## Problem to work on
Gather all lines from the material that contain "lien".

## Data for processing
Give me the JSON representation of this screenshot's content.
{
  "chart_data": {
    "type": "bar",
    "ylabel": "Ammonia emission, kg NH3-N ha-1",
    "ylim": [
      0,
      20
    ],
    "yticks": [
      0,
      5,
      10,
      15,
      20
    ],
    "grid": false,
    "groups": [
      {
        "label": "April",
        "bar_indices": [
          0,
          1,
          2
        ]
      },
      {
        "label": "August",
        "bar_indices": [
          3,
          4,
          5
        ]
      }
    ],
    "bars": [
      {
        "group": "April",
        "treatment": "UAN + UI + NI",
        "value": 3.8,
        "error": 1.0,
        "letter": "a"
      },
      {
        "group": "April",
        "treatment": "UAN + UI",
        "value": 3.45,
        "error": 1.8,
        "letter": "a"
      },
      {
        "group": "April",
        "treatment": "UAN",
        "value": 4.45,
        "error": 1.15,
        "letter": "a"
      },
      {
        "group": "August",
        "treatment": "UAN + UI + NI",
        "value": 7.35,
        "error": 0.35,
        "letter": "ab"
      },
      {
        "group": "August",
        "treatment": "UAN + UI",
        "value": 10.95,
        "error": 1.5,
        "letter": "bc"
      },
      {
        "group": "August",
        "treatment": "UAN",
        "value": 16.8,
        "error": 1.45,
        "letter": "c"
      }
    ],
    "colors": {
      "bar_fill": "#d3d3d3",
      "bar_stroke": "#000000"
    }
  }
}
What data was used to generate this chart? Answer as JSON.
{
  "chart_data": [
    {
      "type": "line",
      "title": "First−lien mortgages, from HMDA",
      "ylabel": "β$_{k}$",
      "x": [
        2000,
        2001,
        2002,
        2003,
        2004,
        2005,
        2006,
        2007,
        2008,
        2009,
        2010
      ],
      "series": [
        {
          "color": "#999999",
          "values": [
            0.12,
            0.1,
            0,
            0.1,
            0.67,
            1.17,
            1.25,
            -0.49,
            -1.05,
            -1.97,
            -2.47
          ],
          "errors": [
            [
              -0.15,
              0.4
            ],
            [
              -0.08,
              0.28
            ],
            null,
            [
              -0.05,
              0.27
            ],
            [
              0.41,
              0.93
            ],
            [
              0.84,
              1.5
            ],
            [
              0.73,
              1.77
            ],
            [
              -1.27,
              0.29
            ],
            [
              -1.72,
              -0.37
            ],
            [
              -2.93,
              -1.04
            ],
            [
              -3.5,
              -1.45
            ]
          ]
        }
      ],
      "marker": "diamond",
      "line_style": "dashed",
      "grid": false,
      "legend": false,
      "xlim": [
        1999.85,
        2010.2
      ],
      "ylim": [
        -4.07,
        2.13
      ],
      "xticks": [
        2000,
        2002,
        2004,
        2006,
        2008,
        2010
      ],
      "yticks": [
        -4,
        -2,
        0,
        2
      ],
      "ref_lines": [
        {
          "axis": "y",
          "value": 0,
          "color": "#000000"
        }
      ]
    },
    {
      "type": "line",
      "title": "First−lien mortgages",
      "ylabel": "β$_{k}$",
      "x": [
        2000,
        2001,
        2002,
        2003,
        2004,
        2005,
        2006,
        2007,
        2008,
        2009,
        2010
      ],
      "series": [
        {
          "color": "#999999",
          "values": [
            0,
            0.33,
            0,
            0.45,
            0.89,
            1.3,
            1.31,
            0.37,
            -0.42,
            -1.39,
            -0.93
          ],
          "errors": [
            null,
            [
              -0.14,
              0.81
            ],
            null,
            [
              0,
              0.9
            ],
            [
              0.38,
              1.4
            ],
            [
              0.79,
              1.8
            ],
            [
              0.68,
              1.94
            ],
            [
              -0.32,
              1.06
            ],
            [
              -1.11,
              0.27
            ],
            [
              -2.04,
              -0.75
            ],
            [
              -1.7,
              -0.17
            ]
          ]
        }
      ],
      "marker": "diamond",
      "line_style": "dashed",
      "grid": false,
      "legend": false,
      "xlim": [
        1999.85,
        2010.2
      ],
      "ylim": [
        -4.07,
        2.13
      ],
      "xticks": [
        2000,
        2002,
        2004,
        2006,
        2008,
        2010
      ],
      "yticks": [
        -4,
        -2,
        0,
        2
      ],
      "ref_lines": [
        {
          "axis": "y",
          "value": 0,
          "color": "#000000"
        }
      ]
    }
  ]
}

## Expected answer
      "title": "First−lien mortgages, from HMDA",
      "title": "First−lien mortgages",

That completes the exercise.